:: MATERIAL FOR THIS EXERCISE
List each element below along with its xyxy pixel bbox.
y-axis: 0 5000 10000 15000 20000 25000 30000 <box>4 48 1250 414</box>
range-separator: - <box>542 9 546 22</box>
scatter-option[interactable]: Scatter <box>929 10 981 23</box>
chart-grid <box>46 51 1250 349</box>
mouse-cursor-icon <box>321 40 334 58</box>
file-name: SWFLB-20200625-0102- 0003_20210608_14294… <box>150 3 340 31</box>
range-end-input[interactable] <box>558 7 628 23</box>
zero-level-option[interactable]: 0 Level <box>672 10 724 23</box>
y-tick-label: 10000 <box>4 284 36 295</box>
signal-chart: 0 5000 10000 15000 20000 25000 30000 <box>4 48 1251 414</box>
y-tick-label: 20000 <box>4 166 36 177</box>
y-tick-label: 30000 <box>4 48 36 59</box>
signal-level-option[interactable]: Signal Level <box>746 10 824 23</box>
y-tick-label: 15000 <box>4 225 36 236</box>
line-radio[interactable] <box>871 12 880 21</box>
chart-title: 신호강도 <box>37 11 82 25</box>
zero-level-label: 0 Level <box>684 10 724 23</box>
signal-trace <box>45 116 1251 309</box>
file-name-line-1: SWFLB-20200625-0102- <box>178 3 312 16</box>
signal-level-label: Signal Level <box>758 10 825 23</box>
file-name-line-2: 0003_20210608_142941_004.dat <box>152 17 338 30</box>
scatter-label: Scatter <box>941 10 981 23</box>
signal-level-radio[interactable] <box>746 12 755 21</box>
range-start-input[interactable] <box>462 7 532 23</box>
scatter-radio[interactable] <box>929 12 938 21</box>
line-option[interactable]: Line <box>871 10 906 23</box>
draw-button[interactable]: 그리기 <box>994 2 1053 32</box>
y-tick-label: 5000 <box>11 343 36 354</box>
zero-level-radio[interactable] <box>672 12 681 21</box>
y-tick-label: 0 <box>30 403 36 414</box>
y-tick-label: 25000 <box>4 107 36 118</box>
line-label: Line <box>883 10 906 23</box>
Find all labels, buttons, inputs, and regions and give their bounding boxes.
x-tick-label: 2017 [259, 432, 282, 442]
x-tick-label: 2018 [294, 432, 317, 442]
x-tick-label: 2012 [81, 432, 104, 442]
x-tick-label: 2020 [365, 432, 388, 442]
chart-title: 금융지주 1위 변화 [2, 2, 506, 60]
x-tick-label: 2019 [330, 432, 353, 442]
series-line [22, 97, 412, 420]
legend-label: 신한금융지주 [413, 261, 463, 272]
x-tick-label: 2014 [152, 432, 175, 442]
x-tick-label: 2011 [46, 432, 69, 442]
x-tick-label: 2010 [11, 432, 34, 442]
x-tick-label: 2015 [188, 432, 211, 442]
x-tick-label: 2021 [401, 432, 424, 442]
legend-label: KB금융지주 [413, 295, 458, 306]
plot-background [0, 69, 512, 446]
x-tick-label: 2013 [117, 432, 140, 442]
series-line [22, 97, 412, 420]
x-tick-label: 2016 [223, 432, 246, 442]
::::
SET PROBLEM
Reproduce the material above verbatim, from its first line to its last.

REPLY
List each element below along with its xyxy pixel bbox.
y-axis: 0 5000 10000 15000 20000 25000 30000 <box>4 48 1250 414</box>
range-separator: - <box>542 9 546 22</box>
scatter-option[interactable]: Scatter <box>929 10 981 23</box>
chart-grid <box>46 51 1250 349</box>
mouse-cursor-icon <box>321 40 334 58</box>
file-name: SWFLB-20200625-0102- 0003_20210608_14294… <box>150 3 340 31</box>
range-end-input[interactable] <box>558 7 628 23</box>
zero-level-option[interactable]: 0 Level <box>672 10 724 23</box>
y-tick-label: 10000 <box>4 284 36 295</box>
signal-chart: 0 5000 10000 15000 20000 25000 30000 <box>4 48 1251 414</box>
y-tick-label: 20000 <box>4 166 36 177</box>
y-tick-label: 30000 <box>4 48 36 59</box>
signal-level-option[interactable]: Signal Level <box>746 10 824 23</box>
y-tick-label: 15000 <box>4 225 36 236</box>
line-radio[interactable] <box>871 12 880 21</box>
chart-title: 신호강도 <box>37 11 82 25</box>
zero-level-label: 0 Level <box>684 10 724 23</box>
signal-trace <box>45 116 1251 309</box>
file-name-line-1: SWFLB-20200625-0102- <box>178 3 312 16</box>
signal-level-label: Signal Level <box>758 10 825 23</box>
file-name-line-2: 0003_20210608_142941_004.dat <box>152 17 338 30</box>
scatter-label: Scatter <box>941 10 981 23</box>
signal-level-radio[interactable] <box>746 12 755 21</box>
range-start-input[interactable] <box>462 7 532 23</box>
scatter-radio[interactable] <box>929 12 938 21</box>
line-option[interactable]: Line <box>871 10 906 23</box>
draw-button[interactable]: 그리기 <box>994 2 1053 32</box>
y-tick-label: 5000 <box>11 343 36 354</box>
zero-level-radio[interactable] <box>672 12 681 21</box>
y-tick-label: 0 <box>30 403 36 414</box>
y-tick-label: 25000 <box>4 107 36 118</box>
line-label: Line <box>883 10 906 23</box>
Find all labels, buttons, inputs, and regions and give their bounding boxes.
x-tick-label: 2017 [259, 432, 282, 442]
x-tick-label: 2018 [294, 432, 317, 442]
x-tick-label: 2012 [81, 432, 104, 442]
x-tick-label: 2020 [365, 432, 388, 442]
chart-title: 금융지주 1위 변화 [2, 2, 506, 60]
x-tick-label: 2019 [330, 432, 353, 442]
series-line [22, 97, 412, 420]
legend-label: 신한금융지주 [413, 261, 463, 272]
x-tick-label: 2014 [152, 432, 175, 442]
x-tick-label: 2011 [46, 432, 69, 442]
x-tick-label: 2010 [11, 432, 34, 442]
x-tick-label: 2015 [188, 432, 211, 442]
x-tick-label: 2021 [401, 432, 424, 442]
legend-label: KB금융지주 [413, 295, 458, 306]
plot-background [0, 69, 512, 446]
x-tick-label: 2013 [117, 432, 140, 442]
series-line [22, 97, 412, 420]
x-tick-label: 2016 [223, 432, 246, 442]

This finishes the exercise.